■ **DIRECTIONS**
Locate each line with the string "муниципальный" in the listing below and copy it.

## BEGIN

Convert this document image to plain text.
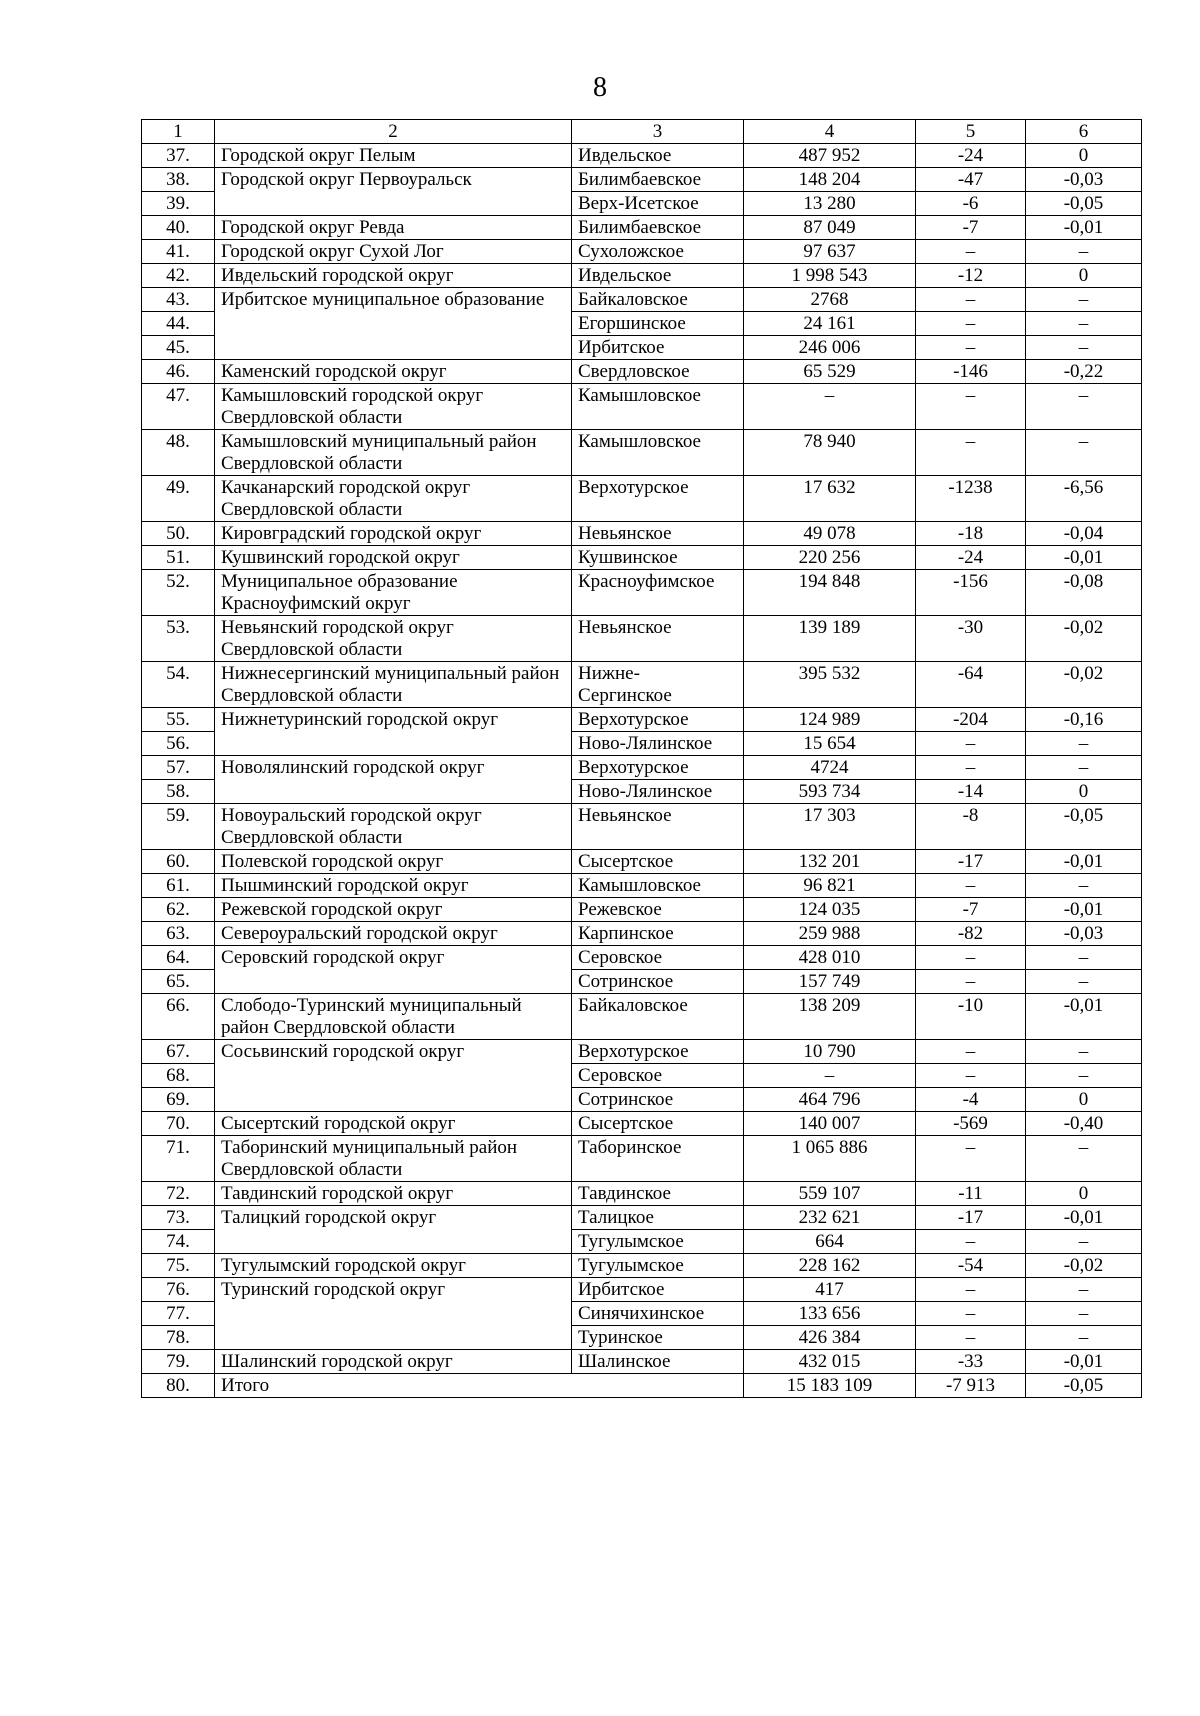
8
1	2	3	4	5	6
37.	Городской округ Пелым	Ивдельское	487 952	-24	0
38.	Городской округ Первоуральск	Билимбаевское	148 204	-47	-0,03
39.		Верх-Исетское	13 280	-6	-0,05
40.	Городской округ Ревда	Билимбаевское	87 049	-7	-0,01
41.	Городской округ Сухой Лог	Сухоложское	97 637	–	–
42.	Ивдельский городской округ	Ивдельское	1 998 543	-12	0
43.	Ирбитское муниципальное образование	Байкаловское	2768	–	–
44.		Егоршинское	24 161	–	–
45.		Ирбитское	246 006	–	–
46.	Каменский городской округ	Свердловское	65 529	-146	-0,22
47.	Камышловский городской округ Свердловской области	Камышловское	–	–	–
48.	Камышловский муниципальный район Свердловской области	Камышловское	78 940	–	–
49.	Качканарский городской округ Свердловской области	Верхотурское	17 632	-1238	-6,56
50.	Кировградский городской округ	Невьянское	49 078	-18	-0,04
51.	Кушвинский городской округ	Кушвинское	220 256	-24	-0,01
52.	Муниципальное образование Красноуфимский округ	Красноуфимское	194 848	-156	-0,08
53.	Невьянский городской округ Свердловской области	Невьянское	139 189	-30	-0,02
54.	Нижнесергинский муниципальный район Свердловской области	Нижне- Сергинское	395 532	-64	-0,02
55.	Нижнетуринский городской округ	Верхотурское	124 989	-204	-0,16
56.		Ново-Лялинское	15 654	–	–
57.	Новолялинский городской округ	Верхотурское	4724	–	–
58.		Ново-Лялинское	593 734	-14	0
59.	Новоуральский городской округ Свердловской области	Невьянское	17 303	-8	-0,05
60.	Полевской городской округ	Сысертское	132 201	-17	-0,01
61.	Пышминский городской округ	Камышловское	96 821	–	–
62.	Режевской городской округ	Режевское	124 035	-7	-0,01
63.	Североуральский городской округ	Карпинское	259 988	-82	-0,03
64.	Серовский городской округ	Серовское	428 010	–	–
65.		Сотринское	157 749	–	–
66.	Слободо-Туринский муниципальный район Свердловской области	Байкаловское	138 209	-10	-0,01
67.	Сосьвинский городской округ	Верхотурское	10 790	–	–
68.		Серовское	–	–	–
69.		Сотринское	464 796	-4	0
70.	Сысертский городской округ	Сысертское	140 007	-569	-0,40
71.	Таборинский муниципальный район Свердловской области	Таборинское	1 065 886	–	–
72.	Тавдинский городской округ	Тавдинское	559 107	-11	0
73.	Талицкий городской округ	Талицкое	232 621	-17	-0,01
74.		Тугулымское	664	–	–
75.	Тугулымский городской округ	Тугулымское	228 162	-54	-0,02
76.	Туринский городской округ	Ирбитское	417	–	–
77.		Синячихинское	133 656	–	–
78.		Туринское	426 384	–	–
79.	Шалинский городской округ	Шалинское	432 015	-33	-0,01
80.	Итого		15 183 109	-7 913	-0,05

## END

■ **FULL SOLUTION**
48.	Камышловский муниципальный район Свердловской области	Камышловское	78 940	–	–
54.	Нижнесергинский муниципальный район Свердловской области	Нижне- Сергинское	395 532	-64	-0,02
66.	Слободо-Туринский муниципальный район Свердловской области	Байкаловское	138 209	-10	-0,01
71.	Таборинский муниципальный район Свердловской области	Таборинское	1 065 886	–	–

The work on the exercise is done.